■ **Problem details**: Read the lines below and count those that have the word "right". Respond with the number only.

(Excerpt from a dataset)
>>
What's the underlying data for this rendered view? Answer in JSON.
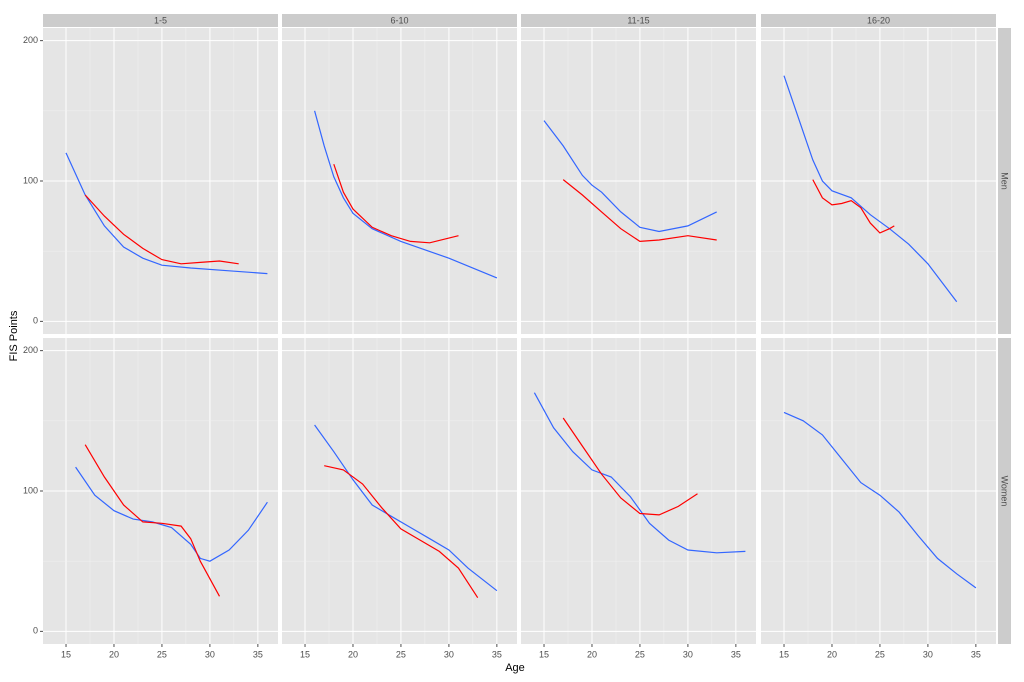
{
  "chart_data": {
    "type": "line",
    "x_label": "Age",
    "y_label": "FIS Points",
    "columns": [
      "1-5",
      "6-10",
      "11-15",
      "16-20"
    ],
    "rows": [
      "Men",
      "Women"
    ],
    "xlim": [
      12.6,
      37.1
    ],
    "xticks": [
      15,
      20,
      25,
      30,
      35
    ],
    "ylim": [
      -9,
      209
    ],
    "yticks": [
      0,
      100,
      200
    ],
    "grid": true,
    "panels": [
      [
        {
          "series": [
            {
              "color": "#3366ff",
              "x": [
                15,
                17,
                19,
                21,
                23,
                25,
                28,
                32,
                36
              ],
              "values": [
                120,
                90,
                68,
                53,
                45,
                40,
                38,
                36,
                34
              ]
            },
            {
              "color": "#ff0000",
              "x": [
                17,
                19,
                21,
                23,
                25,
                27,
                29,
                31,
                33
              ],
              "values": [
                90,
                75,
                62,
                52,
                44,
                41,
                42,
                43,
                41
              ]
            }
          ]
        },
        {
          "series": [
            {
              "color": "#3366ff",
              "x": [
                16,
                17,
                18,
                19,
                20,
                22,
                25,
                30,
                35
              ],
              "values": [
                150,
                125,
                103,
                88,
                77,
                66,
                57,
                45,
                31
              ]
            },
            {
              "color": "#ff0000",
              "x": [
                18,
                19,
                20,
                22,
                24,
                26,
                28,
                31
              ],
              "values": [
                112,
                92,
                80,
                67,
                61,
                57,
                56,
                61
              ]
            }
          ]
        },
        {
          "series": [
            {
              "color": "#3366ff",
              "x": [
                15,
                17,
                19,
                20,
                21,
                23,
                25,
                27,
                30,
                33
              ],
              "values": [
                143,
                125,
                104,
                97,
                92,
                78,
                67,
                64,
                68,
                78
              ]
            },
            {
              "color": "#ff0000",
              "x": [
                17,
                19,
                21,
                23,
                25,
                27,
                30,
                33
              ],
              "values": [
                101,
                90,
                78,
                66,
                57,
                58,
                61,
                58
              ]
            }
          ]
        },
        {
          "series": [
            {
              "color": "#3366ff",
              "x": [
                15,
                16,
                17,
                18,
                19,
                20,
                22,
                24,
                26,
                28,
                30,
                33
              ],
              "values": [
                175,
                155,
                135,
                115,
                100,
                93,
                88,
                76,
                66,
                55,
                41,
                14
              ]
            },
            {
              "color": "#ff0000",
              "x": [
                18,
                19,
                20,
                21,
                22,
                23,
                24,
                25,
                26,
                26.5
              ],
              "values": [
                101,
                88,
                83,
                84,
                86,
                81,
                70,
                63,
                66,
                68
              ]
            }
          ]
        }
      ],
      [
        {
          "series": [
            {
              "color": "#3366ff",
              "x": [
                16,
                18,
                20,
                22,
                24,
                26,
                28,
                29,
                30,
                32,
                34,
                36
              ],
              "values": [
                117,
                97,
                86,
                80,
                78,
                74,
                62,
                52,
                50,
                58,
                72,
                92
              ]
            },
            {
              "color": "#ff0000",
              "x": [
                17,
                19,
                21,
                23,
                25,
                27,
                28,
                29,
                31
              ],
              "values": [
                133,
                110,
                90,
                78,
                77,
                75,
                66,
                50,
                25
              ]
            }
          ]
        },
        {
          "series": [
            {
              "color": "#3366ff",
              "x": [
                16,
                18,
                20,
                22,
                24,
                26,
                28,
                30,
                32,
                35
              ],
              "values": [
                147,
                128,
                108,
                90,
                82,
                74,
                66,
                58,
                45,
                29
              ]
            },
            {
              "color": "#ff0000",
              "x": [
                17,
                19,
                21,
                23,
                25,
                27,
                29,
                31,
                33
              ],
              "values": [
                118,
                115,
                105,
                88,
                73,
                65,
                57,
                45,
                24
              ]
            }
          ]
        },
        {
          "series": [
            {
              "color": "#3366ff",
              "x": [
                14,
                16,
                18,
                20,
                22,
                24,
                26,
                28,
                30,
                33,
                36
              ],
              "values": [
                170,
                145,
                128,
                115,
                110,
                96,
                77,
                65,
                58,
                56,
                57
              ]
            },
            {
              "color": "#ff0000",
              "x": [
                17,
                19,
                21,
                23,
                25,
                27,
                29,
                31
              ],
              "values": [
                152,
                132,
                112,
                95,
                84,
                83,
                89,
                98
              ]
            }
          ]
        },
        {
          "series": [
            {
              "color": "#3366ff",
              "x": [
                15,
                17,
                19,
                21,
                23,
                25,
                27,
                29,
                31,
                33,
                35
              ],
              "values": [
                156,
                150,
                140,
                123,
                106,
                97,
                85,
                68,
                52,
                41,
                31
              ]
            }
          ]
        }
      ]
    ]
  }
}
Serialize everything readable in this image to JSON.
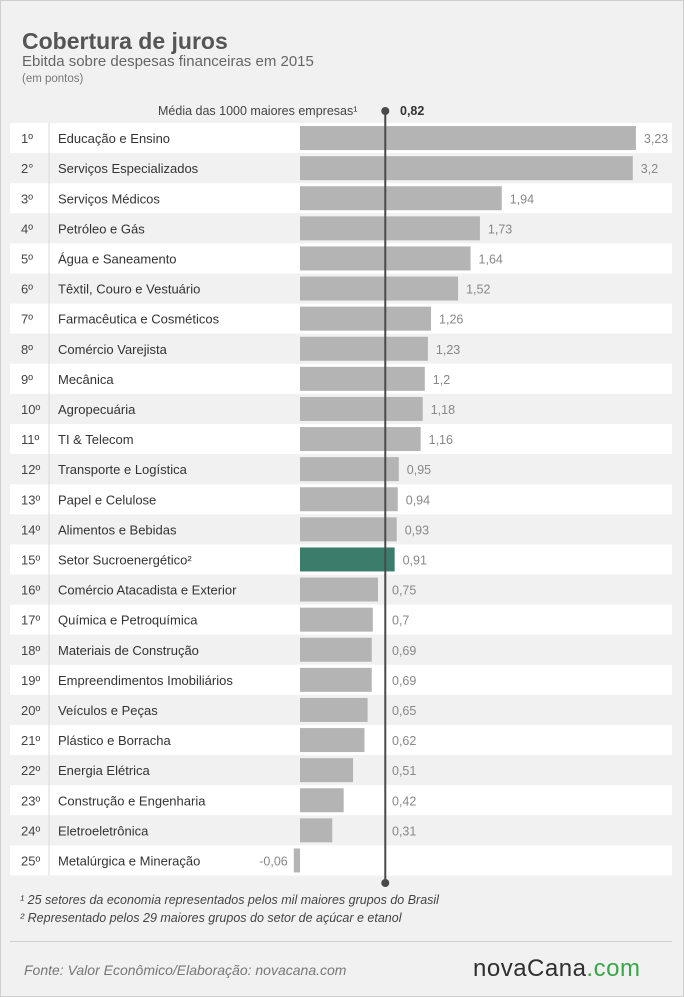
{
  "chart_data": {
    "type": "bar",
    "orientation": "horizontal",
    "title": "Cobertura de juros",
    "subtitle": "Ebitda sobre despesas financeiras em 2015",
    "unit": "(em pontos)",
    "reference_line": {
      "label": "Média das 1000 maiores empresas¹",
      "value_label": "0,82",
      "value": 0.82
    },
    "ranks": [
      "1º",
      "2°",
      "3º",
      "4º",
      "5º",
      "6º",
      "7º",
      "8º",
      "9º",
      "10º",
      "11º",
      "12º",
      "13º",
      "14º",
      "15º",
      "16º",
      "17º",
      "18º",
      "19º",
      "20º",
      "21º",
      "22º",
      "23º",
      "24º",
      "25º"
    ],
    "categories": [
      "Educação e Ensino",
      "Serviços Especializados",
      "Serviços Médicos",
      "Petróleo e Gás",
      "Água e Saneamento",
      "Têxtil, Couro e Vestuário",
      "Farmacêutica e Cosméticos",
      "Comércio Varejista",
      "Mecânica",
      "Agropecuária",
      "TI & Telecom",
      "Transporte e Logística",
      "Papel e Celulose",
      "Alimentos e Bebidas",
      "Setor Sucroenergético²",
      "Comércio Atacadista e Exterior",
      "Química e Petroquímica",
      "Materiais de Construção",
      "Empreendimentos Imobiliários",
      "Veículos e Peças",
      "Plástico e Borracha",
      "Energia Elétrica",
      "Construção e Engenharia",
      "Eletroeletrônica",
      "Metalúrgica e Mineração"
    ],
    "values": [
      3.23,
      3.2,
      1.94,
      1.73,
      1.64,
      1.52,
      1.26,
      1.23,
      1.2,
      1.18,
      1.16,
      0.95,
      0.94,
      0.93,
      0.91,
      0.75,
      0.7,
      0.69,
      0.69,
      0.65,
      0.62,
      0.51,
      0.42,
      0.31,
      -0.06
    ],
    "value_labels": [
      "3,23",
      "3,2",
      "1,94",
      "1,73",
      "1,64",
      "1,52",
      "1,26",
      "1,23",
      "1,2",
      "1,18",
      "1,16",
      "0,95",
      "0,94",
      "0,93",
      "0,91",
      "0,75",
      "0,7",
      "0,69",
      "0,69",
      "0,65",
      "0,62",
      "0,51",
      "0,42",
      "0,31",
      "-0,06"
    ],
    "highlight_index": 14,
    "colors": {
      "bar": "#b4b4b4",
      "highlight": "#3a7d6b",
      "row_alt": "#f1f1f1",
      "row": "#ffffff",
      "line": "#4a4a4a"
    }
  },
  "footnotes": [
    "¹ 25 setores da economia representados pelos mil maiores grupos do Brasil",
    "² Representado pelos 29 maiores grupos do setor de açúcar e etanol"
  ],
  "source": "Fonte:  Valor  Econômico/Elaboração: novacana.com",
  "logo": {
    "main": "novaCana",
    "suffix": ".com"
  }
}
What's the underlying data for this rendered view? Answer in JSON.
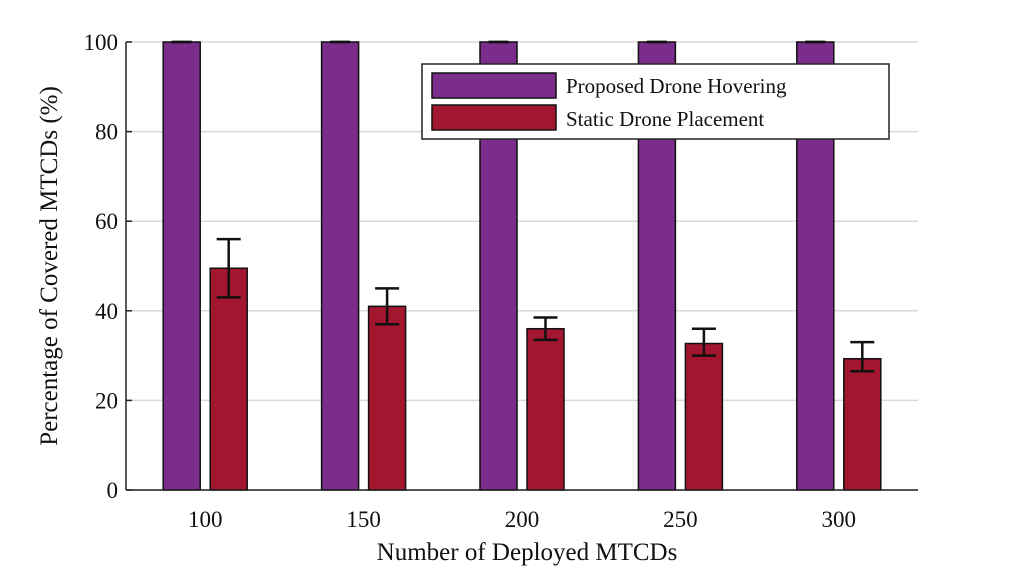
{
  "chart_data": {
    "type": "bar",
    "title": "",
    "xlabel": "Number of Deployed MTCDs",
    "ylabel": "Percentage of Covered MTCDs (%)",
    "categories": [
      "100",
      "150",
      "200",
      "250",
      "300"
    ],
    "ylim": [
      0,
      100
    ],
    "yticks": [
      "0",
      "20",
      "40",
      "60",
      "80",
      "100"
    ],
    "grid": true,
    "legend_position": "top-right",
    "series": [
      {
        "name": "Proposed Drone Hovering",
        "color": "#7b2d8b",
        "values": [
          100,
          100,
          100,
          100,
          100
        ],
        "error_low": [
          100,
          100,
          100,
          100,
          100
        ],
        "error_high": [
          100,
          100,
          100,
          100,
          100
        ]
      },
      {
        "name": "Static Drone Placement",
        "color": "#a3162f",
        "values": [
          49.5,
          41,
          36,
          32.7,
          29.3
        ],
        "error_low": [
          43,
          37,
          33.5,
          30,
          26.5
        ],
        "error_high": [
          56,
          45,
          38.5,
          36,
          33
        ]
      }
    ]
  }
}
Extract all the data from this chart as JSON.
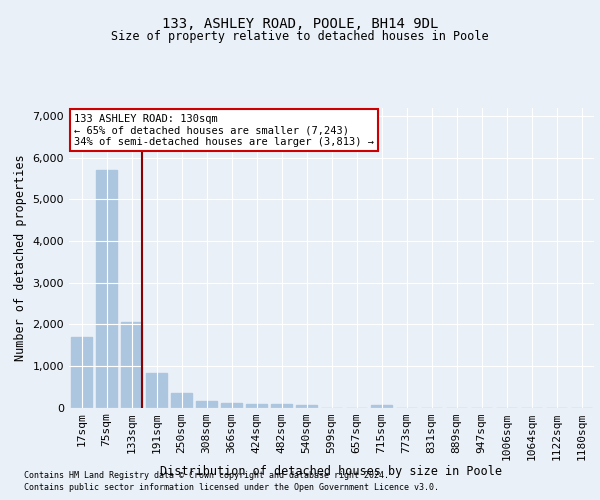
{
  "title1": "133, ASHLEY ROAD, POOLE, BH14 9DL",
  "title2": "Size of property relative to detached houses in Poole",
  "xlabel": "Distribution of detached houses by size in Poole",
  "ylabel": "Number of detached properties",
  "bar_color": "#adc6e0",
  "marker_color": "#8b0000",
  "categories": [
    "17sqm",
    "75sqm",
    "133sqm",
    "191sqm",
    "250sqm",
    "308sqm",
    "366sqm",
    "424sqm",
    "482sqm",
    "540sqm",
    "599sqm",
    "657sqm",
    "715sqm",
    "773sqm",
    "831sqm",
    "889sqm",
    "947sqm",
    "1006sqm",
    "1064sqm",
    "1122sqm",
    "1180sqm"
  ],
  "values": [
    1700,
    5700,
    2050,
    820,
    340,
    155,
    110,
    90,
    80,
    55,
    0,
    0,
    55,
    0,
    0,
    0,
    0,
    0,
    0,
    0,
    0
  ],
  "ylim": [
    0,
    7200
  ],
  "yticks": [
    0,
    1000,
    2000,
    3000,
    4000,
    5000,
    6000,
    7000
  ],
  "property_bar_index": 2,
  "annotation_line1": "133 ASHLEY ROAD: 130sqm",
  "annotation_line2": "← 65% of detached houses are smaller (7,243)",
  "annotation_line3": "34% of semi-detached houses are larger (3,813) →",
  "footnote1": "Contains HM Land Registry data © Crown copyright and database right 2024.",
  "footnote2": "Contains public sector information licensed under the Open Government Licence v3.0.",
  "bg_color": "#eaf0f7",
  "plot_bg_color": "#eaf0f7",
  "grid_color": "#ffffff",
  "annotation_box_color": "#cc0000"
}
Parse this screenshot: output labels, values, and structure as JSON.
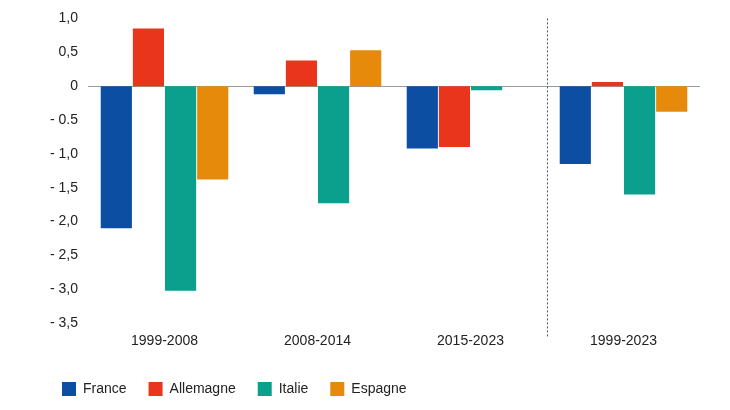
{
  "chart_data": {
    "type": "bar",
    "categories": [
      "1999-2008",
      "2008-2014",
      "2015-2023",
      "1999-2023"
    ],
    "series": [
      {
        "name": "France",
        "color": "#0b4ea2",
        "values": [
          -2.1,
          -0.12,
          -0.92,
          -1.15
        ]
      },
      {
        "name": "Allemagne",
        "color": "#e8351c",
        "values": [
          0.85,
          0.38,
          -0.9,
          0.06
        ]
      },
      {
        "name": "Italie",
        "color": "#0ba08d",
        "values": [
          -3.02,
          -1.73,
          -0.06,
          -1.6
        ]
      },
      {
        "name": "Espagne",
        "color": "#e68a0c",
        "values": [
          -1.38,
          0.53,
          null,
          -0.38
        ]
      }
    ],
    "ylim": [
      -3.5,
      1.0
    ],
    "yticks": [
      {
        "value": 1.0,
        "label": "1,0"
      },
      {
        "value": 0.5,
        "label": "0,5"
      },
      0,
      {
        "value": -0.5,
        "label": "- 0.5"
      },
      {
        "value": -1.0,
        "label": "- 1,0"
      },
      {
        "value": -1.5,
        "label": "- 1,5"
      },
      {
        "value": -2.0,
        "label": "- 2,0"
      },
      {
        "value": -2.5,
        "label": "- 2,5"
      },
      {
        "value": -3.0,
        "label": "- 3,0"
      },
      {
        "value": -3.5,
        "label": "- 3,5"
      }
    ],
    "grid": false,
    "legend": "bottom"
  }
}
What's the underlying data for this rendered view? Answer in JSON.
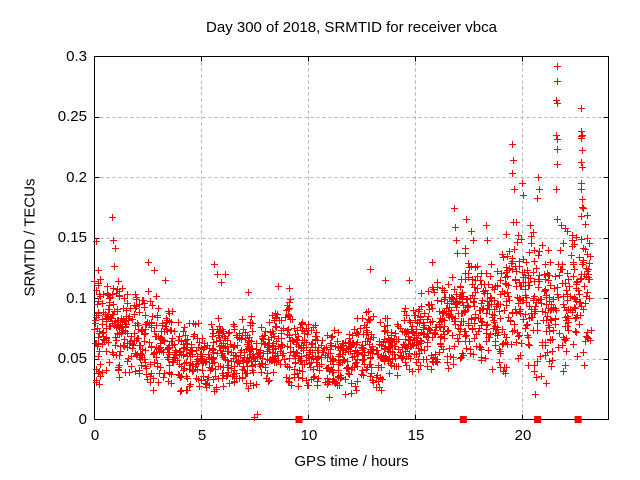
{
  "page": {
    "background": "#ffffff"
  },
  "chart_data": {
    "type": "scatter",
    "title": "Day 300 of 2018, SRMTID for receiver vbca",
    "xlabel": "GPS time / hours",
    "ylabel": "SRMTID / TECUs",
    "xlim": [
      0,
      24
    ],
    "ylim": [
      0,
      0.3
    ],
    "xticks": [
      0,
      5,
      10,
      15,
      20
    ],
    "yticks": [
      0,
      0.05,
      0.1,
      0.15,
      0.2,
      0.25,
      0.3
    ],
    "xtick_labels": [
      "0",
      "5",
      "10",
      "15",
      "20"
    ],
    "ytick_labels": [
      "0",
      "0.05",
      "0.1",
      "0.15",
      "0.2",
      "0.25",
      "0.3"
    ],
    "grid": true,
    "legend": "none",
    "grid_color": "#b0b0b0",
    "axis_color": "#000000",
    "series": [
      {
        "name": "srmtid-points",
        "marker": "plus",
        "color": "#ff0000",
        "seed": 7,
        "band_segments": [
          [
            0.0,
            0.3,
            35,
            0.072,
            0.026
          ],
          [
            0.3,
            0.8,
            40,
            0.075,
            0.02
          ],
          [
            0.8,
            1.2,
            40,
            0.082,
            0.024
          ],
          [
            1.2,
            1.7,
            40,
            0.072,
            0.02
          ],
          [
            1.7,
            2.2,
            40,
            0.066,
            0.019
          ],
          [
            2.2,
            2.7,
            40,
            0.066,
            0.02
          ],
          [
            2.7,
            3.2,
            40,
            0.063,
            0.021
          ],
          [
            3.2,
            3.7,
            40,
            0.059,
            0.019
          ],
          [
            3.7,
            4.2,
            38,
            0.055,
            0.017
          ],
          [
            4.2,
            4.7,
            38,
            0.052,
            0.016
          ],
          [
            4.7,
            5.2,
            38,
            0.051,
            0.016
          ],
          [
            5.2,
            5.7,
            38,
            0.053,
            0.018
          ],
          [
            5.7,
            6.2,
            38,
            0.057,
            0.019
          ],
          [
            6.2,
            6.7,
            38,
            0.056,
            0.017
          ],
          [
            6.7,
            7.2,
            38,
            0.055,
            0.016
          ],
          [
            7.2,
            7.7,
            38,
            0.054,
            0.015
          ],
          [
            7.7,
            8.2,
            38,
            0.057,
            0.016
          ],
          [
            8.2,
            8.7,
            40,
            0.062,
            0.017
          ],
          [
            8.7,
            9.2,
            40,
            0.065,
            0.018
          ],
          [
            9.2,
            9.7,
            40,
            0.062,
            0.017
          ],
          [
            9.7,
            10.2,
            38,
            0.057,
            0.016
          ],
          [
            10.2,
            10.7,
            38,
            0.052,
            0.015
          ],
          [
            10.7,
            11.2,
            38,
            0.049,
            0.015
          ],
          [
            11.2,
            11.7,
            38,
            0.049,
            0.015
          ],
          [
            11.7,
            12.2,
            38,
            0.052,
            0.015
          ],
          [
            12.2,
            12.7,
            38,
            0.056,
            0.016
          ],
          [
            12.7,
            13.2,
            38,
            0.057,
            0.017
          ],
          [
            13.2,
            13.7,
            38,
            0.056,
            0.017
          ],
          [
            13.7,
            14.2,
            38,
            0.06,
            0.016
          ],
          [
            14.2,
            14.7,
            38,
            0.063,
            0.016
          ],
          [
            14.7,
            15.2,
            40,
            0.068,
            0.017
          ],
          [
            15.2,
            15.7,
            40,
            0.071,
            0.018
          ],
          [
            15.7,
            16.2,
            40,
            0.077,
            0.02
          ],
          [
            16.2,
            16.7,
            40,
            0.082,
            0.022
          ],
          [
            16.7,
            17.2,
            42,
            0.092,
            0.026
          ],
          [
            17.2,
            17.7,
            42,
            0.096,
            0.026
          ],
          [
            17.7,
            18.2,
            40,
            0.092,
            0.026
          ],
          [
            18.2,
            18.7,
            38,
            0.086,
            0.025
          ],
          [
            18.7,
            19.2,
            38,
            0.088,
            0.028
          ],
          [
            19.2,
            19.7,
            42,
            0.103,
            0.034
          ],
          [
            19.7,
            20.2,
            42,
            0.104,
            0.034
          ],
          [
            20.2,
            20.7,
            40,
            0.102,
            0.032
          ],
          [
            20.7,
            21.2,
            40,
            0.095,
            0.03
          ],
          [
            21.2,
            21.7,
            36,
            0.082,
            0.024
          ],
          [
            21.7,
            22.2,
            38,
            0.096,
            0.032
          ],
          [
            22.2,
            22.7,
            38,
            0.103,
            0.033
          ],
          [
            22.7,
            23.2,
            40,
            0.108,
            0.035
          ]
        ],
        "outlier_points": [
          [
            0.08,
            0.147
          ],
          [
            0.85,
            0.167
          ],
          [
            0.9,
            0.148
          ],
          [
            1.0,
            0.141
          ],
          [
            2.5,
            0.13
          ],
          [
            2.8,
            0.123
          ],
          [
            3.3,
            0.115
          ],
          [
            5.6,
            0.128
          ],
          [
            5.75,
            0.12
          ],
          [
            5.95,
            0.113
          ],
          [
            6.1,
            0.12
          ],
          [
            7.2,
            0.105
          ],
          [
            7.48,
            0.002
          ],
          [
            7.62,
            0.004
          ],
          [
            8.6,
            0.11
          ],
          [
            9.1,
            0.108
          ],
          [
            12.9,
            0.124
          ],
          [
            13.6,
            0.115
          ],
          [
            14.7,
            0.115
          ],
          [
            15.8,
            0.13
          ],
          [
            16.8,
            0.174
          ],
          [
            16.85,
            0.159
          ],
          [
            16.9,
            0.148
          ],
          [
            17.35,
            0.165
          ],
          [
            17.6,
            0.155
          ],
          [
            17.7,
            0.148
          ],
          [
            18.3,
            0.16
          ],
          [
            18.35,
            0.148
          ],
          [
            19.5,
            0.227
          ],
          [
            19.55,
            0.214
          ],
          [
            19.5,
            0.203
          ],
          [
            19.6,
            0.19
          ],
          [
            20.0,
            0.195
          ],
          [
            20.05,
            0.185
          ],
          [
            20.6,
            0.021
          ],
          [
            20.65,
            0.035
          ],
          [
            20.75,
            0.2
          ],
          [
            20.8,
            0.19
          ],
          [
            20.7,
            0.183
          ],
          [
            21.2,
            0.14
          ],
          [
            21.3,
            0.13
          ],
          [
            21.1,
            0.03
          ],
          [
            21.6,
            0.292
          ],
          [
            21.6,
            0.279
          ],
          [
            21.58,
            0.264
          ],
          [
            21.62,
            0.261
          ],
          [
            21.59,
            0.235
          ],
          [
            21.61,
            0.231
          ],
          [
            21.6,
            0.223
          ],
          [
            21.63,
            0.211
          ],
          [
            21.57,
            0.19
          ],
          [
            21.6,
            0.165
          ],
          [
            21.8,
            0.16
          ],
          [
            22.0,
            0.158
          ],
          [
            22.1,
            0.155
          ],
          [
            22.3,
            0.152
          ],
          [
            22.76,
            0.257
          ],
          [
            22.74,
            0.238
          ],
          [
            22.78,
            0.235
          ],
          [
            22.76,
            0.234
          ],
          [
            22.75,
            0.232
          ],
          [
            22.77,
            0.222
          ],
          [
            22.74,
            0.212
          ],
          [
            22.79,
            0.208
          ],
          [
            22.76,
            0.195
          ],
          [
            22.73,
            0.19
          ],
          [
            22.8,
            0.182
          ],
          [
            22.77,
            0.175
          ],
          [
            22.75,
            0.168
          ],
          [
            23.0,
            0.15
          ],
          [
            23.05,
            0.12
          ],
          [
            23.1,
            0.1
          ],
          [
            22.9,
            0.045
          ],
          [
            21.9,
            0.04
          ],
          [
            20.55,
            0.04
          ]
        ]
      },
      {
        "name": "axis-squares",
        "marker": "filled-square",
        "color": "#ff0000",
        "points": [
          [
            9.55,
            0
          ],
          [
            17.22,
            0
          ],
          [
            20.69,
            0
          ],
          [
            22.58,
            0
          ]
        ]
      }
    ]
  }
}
<<
■ **Result for this task**: 2